Requirements: Below are records to be output exactly, every one of them.

Data shown:
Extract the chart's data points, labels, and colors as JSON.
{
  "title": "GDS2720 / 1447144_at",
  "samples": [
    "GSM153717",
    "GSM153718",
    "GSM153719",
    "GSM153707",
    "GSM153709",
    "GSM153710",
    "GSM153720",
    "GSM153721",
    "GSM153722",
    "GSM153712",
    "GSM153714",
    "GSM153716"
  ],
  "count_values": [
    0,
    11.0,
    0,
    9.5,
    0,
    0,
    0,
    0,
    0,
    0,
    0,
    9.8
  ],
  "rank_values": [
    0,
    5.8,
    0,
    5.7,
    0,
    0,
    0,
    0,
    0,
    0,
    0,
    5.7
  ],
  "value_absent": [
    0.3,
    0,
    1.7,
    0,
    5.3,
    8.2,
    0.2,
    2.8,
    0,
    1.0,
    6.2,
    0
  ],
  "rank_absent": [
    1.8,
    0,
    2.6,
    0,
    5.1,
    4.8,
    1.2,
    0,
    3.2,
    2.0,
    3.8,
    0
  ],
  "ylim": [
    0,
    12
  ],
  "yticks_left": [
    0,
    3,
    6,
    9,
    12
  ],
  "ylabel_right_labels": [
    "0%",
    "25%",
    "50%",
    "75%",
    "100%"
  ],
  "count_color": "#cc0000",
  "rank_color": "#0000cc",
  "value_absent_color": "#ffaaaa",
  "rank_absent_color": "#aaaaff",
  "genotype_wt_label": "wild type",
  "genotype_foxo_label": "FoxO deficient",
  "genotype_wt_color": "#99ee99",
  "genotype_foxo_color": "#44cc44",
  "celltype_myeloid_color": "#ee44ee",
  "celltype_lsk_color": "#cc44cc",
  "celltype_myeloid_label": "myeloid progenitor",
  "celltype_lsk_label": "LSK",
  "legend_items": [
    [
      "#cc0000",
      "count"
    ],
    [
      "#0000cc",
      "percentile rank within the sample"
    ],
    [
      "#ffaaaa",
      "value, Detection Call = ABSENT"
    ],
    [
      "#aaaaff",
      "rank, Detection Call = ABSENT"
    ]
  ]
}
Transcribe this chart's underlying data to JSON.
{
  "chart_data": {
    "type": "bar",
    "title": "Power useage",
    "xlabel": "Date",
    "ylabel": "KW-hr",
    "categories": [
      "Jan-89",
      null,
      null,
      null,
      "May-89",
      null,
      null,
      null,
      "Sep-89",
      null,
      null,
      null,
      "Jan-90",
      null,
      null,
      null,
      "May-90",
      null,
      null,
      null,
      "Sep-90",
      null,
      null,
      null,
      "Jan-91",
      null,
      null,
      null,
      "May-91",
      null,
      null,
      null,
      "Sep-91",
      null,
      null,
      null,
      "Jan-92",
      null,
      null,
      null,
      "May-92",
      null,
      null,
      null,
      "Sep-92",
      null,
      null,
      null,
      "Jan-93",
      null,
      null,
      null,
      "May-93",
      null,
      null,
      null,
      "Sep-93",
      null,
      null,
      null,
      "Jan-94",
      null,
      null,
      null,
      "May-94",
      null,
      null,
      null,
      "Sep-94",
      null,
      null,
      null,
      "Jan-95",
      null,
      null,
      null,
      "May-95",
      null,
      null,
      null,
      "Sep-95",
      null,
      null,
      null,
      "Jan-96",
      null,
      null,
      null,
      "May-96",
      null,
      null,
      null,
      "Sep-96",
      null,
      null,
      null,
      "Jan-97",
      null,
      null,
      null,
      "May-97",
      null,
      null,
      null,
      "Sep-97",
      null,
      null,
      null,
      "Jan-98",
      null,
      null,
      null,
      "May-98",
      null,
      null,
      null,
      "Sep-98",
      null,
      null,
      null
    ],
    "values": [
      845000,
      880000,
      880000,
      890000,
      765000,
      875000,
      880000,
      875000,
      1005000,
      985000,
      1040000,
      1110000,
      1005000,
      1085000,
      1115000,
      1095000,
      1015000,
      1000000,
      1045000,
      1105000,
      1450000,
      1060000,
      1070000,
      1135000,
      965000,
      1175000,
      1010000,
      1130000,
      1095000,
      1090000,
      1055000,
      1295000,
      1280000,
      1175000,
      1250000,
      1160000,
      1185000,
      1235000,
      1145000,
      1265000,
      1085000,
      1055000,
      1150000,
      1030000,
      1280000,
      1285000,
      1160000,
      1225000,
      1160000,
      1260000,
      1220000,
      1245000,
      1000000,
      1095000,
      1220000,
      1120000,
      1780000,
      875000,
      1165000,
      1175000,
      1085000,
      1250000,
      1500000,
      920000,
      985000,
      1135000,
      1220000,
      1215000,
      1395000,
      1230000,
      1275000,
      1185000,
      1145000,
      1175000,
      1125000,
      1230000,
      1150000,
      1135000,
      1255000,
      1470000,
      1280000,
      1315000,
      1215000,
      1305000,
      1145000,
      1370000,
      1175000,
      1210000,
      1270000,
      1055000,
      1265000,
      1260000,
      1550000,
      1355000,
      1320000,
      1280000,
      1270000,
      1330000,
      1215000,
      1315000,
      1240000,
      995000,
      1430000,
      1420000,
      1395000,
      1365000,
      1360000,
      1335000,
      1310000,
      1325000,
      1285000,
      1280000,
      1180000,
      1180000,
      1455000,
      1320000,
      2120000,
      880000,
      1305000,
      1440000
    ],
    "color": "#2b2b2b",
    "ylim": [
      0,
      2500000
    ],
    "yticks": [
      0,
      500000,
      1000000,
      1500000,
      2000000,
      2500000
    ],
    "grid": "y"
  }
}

Reply:
Extract the chart's data points, labels, and colors as JSON.
{
  "title": "GDS2720 / 1447144_at",
  "samples": [
    "GSM153717",
    "GSM153718",
    "GSM153719",
    "GSM153707",
    "GSM153709",
    "GSM153710",
    "GSM153720",
    "GSM153721",
    "GSM153722",
    "GSM153712",
    "GSM153714",
    "GSM153716"
  ],
  "count_values": [
    0,
    11.0,
    0,
    9.5,
    0,
    0,
    0,
    0,
    0,
    0,
    0,
    9.8
  ],
  "rank_values": [
    0,
    5.8,
    0,
    5.7,
    0,
    0,
    0,
    0,
    0,
    0,
    0,
    5.7
  ],
  "value_absent": [
    0.3,
    0,
    1.7,
    0,
    5.3,
    8.2,
    0.2,
    2.8,
    0,
    1.0,
    6.2,
    0
  ],
  "rank_absent": [
    1.8,
    0,
    2.6,
    0,
    5.1,
    4.8,
    1.2,
    0,
    3.2,
    2.0,
    3.8,
    0
  ],
  "ylim": [
    0,
    12
  ],
  "yticks_left": [
    0,
    3,
    6,
    9,
    12
  ],
  "ylabel_right_labels": [
    "0%",
    "25%",
    "50%",
    "75%",
    "100%"
  ],
  "count_color": "#cc0000",
  "rank_color": "#0000cc",
  "value_absent_color": "#ffaaaa",
  "rank_absent_color": "#aaaaff",
  "genotype_wt_label": "wild type",
  "genotype_foxo_label": "FoxO deficient",
  "genotype_wt_color": "#99ee99",
  "genotype_foxo_color": "#44cc44",
  "celltype_myeloid_color": "#ee44ee",
  "celltype_lsk_color": "#cc44cc",
  "celltype_myeloid_label": "myeloid progenitor",
  "celltype_lsk_label": "LSK",
  "legend_items": [
    [
      "#cc0000",
      "count"
    ],
    [
      "#0000cc",
      "percentile rank within the sample"
    ],
    [
      "#ffaaaa",
      "value, Detection Call = ABSENT"
    ],
    [
      "#aaaaff",
      "rank, Detection Call = ABSENT"
    ]
  ]
}
Transcribe this chart's underlying data to JSON.
{
  "chart_data": {
    "type": "bar",
    "title": "Power useage",
    "xlabel": "Date",
    "ylabel": "KW-hr",
    "categories": [
      "Jan-89",
      null,
      null,
      null,
      "May-89",
      null,
      null,
      null,
      "Sep-89",
      null,
      null,
      null,
      "Jan-90",
      null,
      null,
      null,
      "May-90",
      null,
      null,
      null,
      "Sep-90",
      null,
      null,
      null,
      "Jan-91",
      null,
      null,
      null,
      "May-91",
      null,
      null,
      null,
      "Sep-91",
      null,
      null,
      null,
      "Jan-92",
      null,
      null,
      null,
      "May-92",
      null,
      null,
      null,
      "Sep-92",
      null,
      null,
      null,
      "Jan-93",
      null,
      null,
      null,
      "May-93",
      null,
      null,
      null,
      "Sep-93",
      null,
      null,
      null,
      "Jan-94",
      null,
      null,
      null,
      "May-94",
      null,
      null,
      null,
      "Sep-94",
      null,
      null,
      null,
      "Jan-95",
      null,
      null,
      null,
      "May-95",
      null,
      null,
      null,
      "Sep-95",
      null,
      null,
      null,
      "Jan-96",
      null,
      null,
      null,
      "May-96",
      null,
      null,
      null,
      "Sep-96",
      null,
      null,
      null,
      "Jan-97",
      null,
      null,
      null,
      "May-97",
      null,
      null,
      null,
      "Sep-97",
      null,
      null,
      null,
      "Jan-98",
      null,
      null,
      null,
      "May-98",
      null,
      null,
      null,
      "Sep-98",
      null,
      null,
      null
    ],
    "values": [
      845000,
      880000,
      880000,
      890000,
      765000,
      875000,
      880000,
      875000,
      1005000,
      985000,
      1040000,
      1110000,
      1005000,
      1085000,
      1115000,
      1095000,
      1015000,
      1000000,
      1045000,
      1105000,
      1450000,
      1060000,
      1070000,
      1135000,
      965000,
      1175000,
      1010000,
      1130000,
      1095000,
      1090000,
      1055000,
      1295000,
      1280000,
      1175000,
      1250000,
      1160000,
      1185000,
      1235000,
      1145000,
      1265000,
      1085000,
      1055000,
      1150000,
      1030000,
      1280000,
      1285000,
      1160000,
      1225000,
      1160000,
      1260000,
      1220000,
      1245000,
      1000000,
      1095000,
      1220000,
      1120000,
      1780000,
      875000,
      1165000,
      1175000,
      1085000,
      1250000,
      1500000,
      920000,
      985000,
      1135000,
      1220000,
      1215000,
      1395000,
      1230000,
      1275000,
      1185000,
      1145000,
      1175000,
      1125000,
      1230000,
      1150000,
      1135000,
      1255000,
      1470000,
      1280000,
      1315000,
      1215000,
      1305000,
      1145000,
      1370000,
      1175000,
      1210000,
      1270000,
      1055000,
      1265000,
      1260000,
      1550000,
      1355000,
      1320000,
      1280000,
      1270000,
      1330000,
      1215000,
      1315000,
      1240000,
      995000,
      1430000,
      1420000,
      1395000,
      1365000,
      1360000,
      1335000,
      1310000,
      1325000,
      1285000,
      1280000,
      1180000,
      1180000,
      1455000,
      1320000,
      2120000,
      880000,
      1305000,
      1440000
    ],
    "color": "#2b2b2b",
    "ylim": [
      0,
      2500000
    ],
    "yticks": [
      0,
      500000,
      1000000,
      1500000,
      2000000,
      2500000
    ],
    "grid": "y"
  }
}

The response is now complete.